Repeat the entries that follow verbatim, without any of their pictures.

-- RECORDS SHOWN --
--

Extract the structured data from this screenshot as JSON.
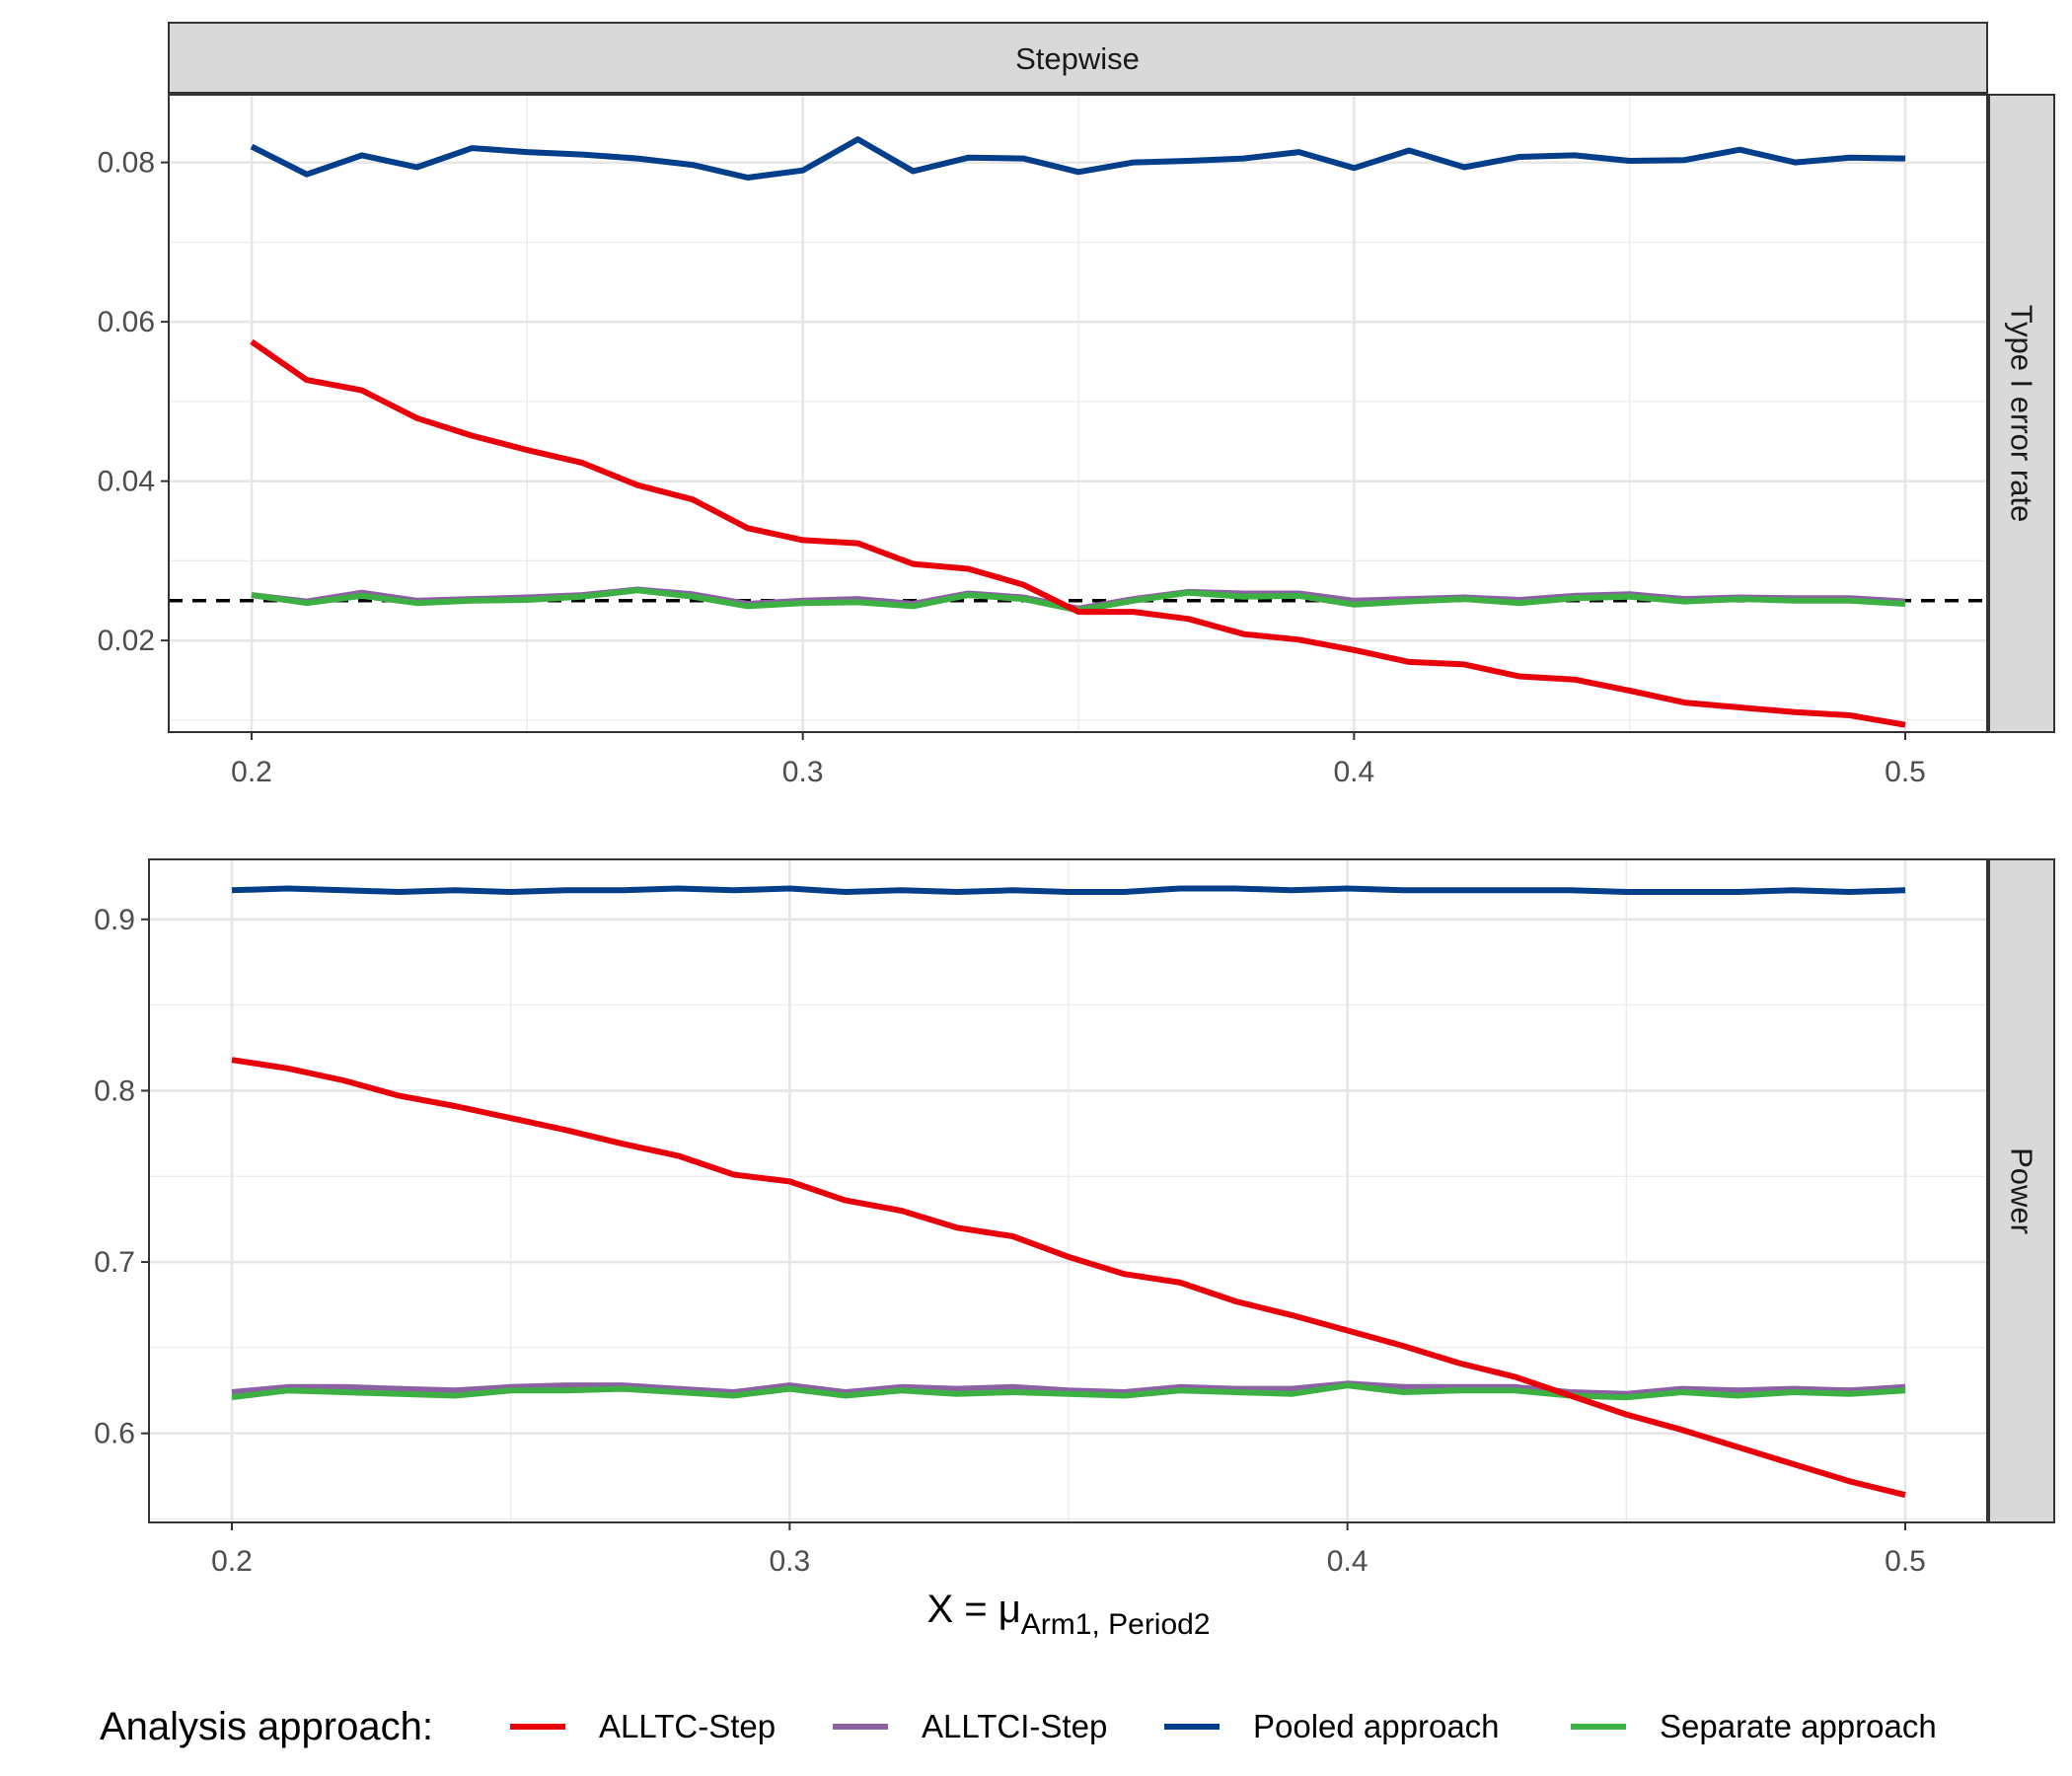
{
  "chart_data": {
    "type": "line",
    "column_strip": "Stepwise",
    "x": [
      0.2,
      0.21,
      0.22,
      0.23,
      0.24,
      0.25,
      0.26,
      0.27,
      0.28,
      0.29,
      0.3,
      0.31,
      0.32,
      0.33,
      0.34,
      0.35,
      0.36,
      0.37,
      0.38,
      0.39,
      0.4,
      0.41,
      0.42,
      0.43,
      0.44,
      0.45,
      0.46,
      0.47,
      0.48,
      0.49,
      0.5
    ],
    "xticks": [
      "0.2",
      "0.3",
      "0.4",
      "0.5"
    ],
    "xticks_values": [
      0.2,
      0.3,
      0.4,
      0.5
    ],
    "xlabel_main": "X = μ",
    "xlabel_sub": "Arm1, Period2",
    "legend_title": "Analysis approach:",
    "colors": {
      "ALLTC-Step": "#e8000b",
      "ALLTCI-Step": "#8c61a4",
      "Pooled approach": "#023e8a",
      "Separate approach": "#3cb043"
    },
    "legend": [
      "ALLTC-Step",
      "ALLTCI-Step",
      "Pooled approach",
      "Separate approach"
    ],
    "panels": [
      {
        "strip": "Type I error rate",
        "ylim": [
          0.0085,
          0.0885
        ],
        "yticks": [
          "0.02",
          "0.04",
          "0.06",
          "0.08"
        ],
        "yticks_values": [
          0.02,
          0.04,
          0.06,
          0.08
        ],
        "reference_line": 0.025,
        "series": [
          {
            "name": "ALLTC-Step",
            "values": [
              0.0575,
              0.0527,
              0.0514,
              0.0479,
              0.0457,
              0.0439,
              0.0423,
              0.0395,
              0.0377,
              0.0341,
              0.0326,
              0.0322,
              0.0296,
              0.029,
              0.027,
              0.0236,
              0.0236,
              0.0227,
              0.0208,
              0.0201,
              0.0188,
              0.0173,
              0.017,
              0.0155,
              0.0151,
              0.0137,
              0.0122,
              0.0116,
              0.011,
              0.0106,
              0.0094
            ]
          },
          {
            "name": "ALLTCI-Step",
            "values": [
              0.0257,
              0.0249,
              0.026,
              0.025,
              0.0252,
              0.0254,
              0.0257,
              0.0264,
              0.0258,
              0.0246,
              0.025,
              0.0252,
              0.0246,
              0.0259,
              0.0254,
              0.024,
              0.0252,
              0.0261,
              0.0259,
              0.0259,
              0.025,
              0.0252,
              0.0254,
              0.0251,
              0.0256,
              0.0258,
              0.0252,
              0.0254,
              0.0253,
              0.0253,
              0.0249
            ]
          },
          {
            "name": "Pooled approach",
            "values": [
              0.082,
              0.0785,
              0.0809,
              0.0794,
              0.0818,
              0.0813,
              0.081,
              0.0805,
              0.0797,
              0.0781,
              0.079,
              0.0829,
              0.0789,
              0.0806,
              0.0805,
              0.0788,
              0.08,
              0.0802,
              0.0805,
              0.0813,
              0.0793,
              0.0815,
              0.0794,
              0.0807,
              0.0809,
              0.0802,
              0.0803,
              0.0816,
              0.08,
              0.0806,
              0.0805
            ]
          },
          {
            "name": "Separate approach",
            "values": [
              0.0257,
              0.0247,
              0.0256,
              0.0247,
              0.025,
              0.0251,
              0.0255,
              0.0263,
              0.0255,
              0.0243,
              0.0247,
              0.0248,
              0.0243,
              0.0257,
              0.0252,
              0.0238,
              0.025,
              0.026,
              0.0255,
              0.0256,
              0.0245,
              0.0249,
              0.0252,
              0.0247,
              0.0253,
              0.0255,
              0.0249,
              0.0252,
              0.025,
              0.025,
              0.0246
            ]
          }
        ]
      },
      {
        "strip": "Power",
        "ylim": [
          0.548,
          0.935
        ],
        "yticks": [
          "0.6",
          "0.7",
          "0.8",
          "0.9"
        ],
        "yticks_values": [
          0.6,
          0.7,
          0.8,
          0.9
        ],
        "series": [
          {
            "name": "ALLTC-Step",
            "values": [
              0.818,
              0.813,
              0.806,
              0.797,
              0.791,
              0.784,
              0.777,
              0.769,
              0.762,
              0.751,
              0.747,
              0.736,
              0.73,
              0.72,
              0.715,
              0.703,
              0.693,
              0.688,
              0.677,
              0.669,
              0.66,
              0.651,
              0.641,
              0.633,
              0.622,
              0.611,
              0.602,
              0.592,
              0.582,
              0.572,
              0.564
            ]
          },
          {
            "name": "ALLTCI-Step",
            "values": [
              0.624,
              0.627,
              0.627,
              0.626,
              0.625,
              0.627,
              0.628,
              0.628,
              0.626,
              0.624,
              0.628,
              0.624,
              0.627,
              0.626,
              0.627,
              0.625,
              0.624,
              0.627,
              0.626,
              0.626,
              0.629,
              0.627,
              0.627,
              0.627,
              0.624,
              0.623,
              0.626,
              0.625,
              0.626,
              0.625,
              0.627
            ]
          },
          {
            "name": "Pooled approach",
            "values": [
              0.917,
              0.918,
              0.917,
              0.916,
              0.917,
              0.916,
              0.917,
              0.917,
              0.918,
              0.917,
              0.918,
              0.916,
              0.917,
              0.916,
              0.917,
              0.916,
              0.916,
              0.918,
              0.918,
              0.917,
              0.918,
              0.917,
              0.917,
              0.917,
              0.917,
              0.916,
              0.916,
              0.916,
              0.917,
              0.916,
              0.917
            ]
          },
          {
            "name": "Separate approach",
            "values": [
              0.621,
              0.625,
              0.624,
              0.623,
              0.622,
              0.625,
              0.625,
              0.626,
              0.624,
              0.622,
              0.626,
              0.622,
              0.625,
              0.623,
              0.624,
              0.623,
              0.622,
              0.625,
              0.624,
              0.623,
              0.628,
              0.624,
              0.625,
              0.625,
              0.622,
              0.621,
              0.624,
              0.622,
              0.624,
              0.623,
              0.625
            ]
          }
        ]
      }
    ]
  }
}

--

-- EXERCISE RESPONSE --
Extract the structured data from this screenshot as JSON.
{
  "chart_data": {
    "type": "line",
    "column_strip": "Stepwise",
    "x": [
      0.2,
      0.21,
      0.22,
      0.23,
      0.24,
      0.25,
      0.26,
      0.27,
      0.28,
      0.29,
      0.3,
      0.31,
      0.32,
      0.33,
      0.34,
      0.35,
      0.36,
      0.37,
      0.38,
      0.39,
      0.4,
      0.41,
      0.42,
      0.43,
      0.44,
      0.45,
      0.46,
      0.47,
      0.48,
      0.49,
      0.5
    ],
    "xticks": [
      "0.2",
      "0.3",
      "0.4",
      "0.5"
    ],
    "xticks_values": [
      0.2,
      0.3,
      0.4,
      0.5
    ],
    "xlabel_main": "X = μ",
    "xlabel_sub": "Arm1, Period2",
    "legend_title": "Analysis approach:",
    "colors": {
      "ALLTC-Step": "#e8000b",
      "ALLTCI-Step": "#8c61a4",
      "Pooled approach": "#023e8a",
      "Separate approach": "#3cb043"
    },
    "legend": [
      "ALLTC-Step",
      "ALLTCI-Step",
      "Pooled approach",
      "Separate approach"
    ],
    "panels": [
      {
        "strip": "Type I error rate",
        "ylim": [
          0.0085,
          0.0885
        ],
        "yticks": [
          "0.02",
          "0.04",
          "0.06",
          "0.08"
        ],
        "yticks_values": [
          0.02,
          0.04,
          0.06,
          0.08
        ],
        "reference_line": 0.025,
        "series": [
          {
            "name": "ALLTC-Step",
            "values": [
              0.0575,
              0.0527,
              0.0514,
              0.0479,
              0.0457,
              0.0439,
              0.0423,
              0.0395,
              0.0377,
              0.0341,
              0.0326,
              0.0322,
              0.0296,
              0.029,
              0.027,
              0.0236,
              0.0236,
              0.0227,
              0.0208,
              0.0201,
              0.0188,
              0.0173,
              0.017,
              0.0155,
              0.0151,
              0.0137,
              0.0122,
              0.0116,
              0.011,
              0.0106,
              0.0094
            ]
          },
          {
            "name": "ALLTCI-Step",
            "values": [
              0.0257,
              0.0249,
              0.026,
              0.025,
              0.0252,
              0.0254,
              0.0257,
              0.0264,
              0.0258,
              0.0246,
              0.025,
              0.0252,
              0.0246,
              0.0259,
              0.0254,
              0.024,
              0.0252,
              0.0261,
              0.0259,
              0.0259,
              0.025,
              0.0252,
              0.0254,
              0.0251,
              0.0256,
              0.0258,
              0.0252,
              0.0254,
              0.0253,
              0.0253,
              0.0249
            ]
          },
          {
            "name": "Pooled approach",
            "values": [
              0.082,
              0.0785,
              0.0809,
              0.0794,
              0.0818,
              0.0813,
              0.081,
              0.0805,
              0.0797,
              0.0781,
              0.079,
              0.0829,
              0.0789,
              0.0806,
              0.0805,
              0.0788,
              0.08,
              0.0802,
              0.0805,
              0.0813,
              0.0793,
              0.0815,
              0.0794,
              0.0807,
              0.0809,
              0.0802,
              0.0803,
              0.0816,
              0.08,
              0.0806,
              0.0805
            ]
          },
          {
            "name": "Separate approach",
            "values": [
              0.0257,
              0.0247,
              0.0256,
              0.0247,
              0.025,
              0.0251,
              0.0255,
              0.0263,
              0.0255,
              0.0243,
              0.0247,
              0.0248,
              0.0243,
              0.0257,
              0.0252,
              0.0238,
              0.025,
              0.026,
              0.0255,
              0.0256,
              0.0245,
              0.0249,
              0.0252,
              0.0247,
              0.0253,
              0.0255,
              0.0249,
              0.0252,
              0.025,
              0.025,
              0.0246
            ]
          }
        ]
      },
      {
        "strip": "Power",
        "ylim": [
          0.548,
          0.935
        ],
        "yticks": [
          "0.6",
          "0.7",
          "0.8",
          "0.9"
        ],
        "yticks_values": [
          0.6,
          0.7,
          0.8,
          0.9
        ],
        "series": [
          {
            "name": "ALLTC-Step",
            "values": [
              0.818,
              0.813,
              0.806,
              0.797,
              0.791,
              0.784,
              0.777,
              0.769,
              0.762,
              0.751,
              0.747,
              0.736,
              0.73,
              0.72,
              0.715,
              0.703,
              0.693,
              0.688,
              0.677,
              0.669,
              0.66,
              0.651,
              0.641,
              0.633,
              0.622,
              0.611,
              0.602,
              0.592,
              0.582,
              0.572,
              0.564
            ]
          },
          {
            "name": "ALLTCI-Step",
            "values": [
              0.624,
              0.627,
              0.627,
              0.626,
              0.625,
              0.627,
              0.628,
              0.628,
              0.626,
              0.624,
              0.628,
              0.624,
              0.627,
              0.626,
              0.627,
              0.625,
              0.624,
              0.627,
              0.626,
              0.626,
              0.629,
              0.627,
              0.627,
              0.627,
              0.624,
              0.623,
              0.626,
              0.625,
              0.626,
              0.625,
              0.627
            ]
          },
          {
            "name": "Pooled approach",
            "values": [
              0.917,
              0.918,
              0.917,
              0.916,
              0.917,
              0.916,
              0.917,
              0.917,
              0.918,
              0.917,
              0.918,
              0.916,
              0.917,
              0.916,
              0.917,
              0.916,
              0.916,
              0.918,
              0.918,
              0.917,
              0.918,
              0.917,
              0.917,
              0.917,
              0.917,
              0.916,
              0.916,
              0.916,
              0.917,
              0.916,
              0.917
            ]
          },
          {
            "name": "Separate approach",
            "values": [
              0.621,
              0.625,
              0.624,
              0.623,
              0.622,
              0.625,
              0.625,
              0.626,
              0.624,
              0.622,
              0.626,
              0.622,
              0.625,
              0.623,
              0.624,
              0.623,
              0.622,
              0.625,
              0.624,
              0.623,
              0.628,
              0.624,
              0.625,
              0.625,
              0.622,
              0.621,
              0.624,
              0.622,
              0.624,
              0.623,
              0.625
            ]
          }
        ]
      }
    ]
  }
}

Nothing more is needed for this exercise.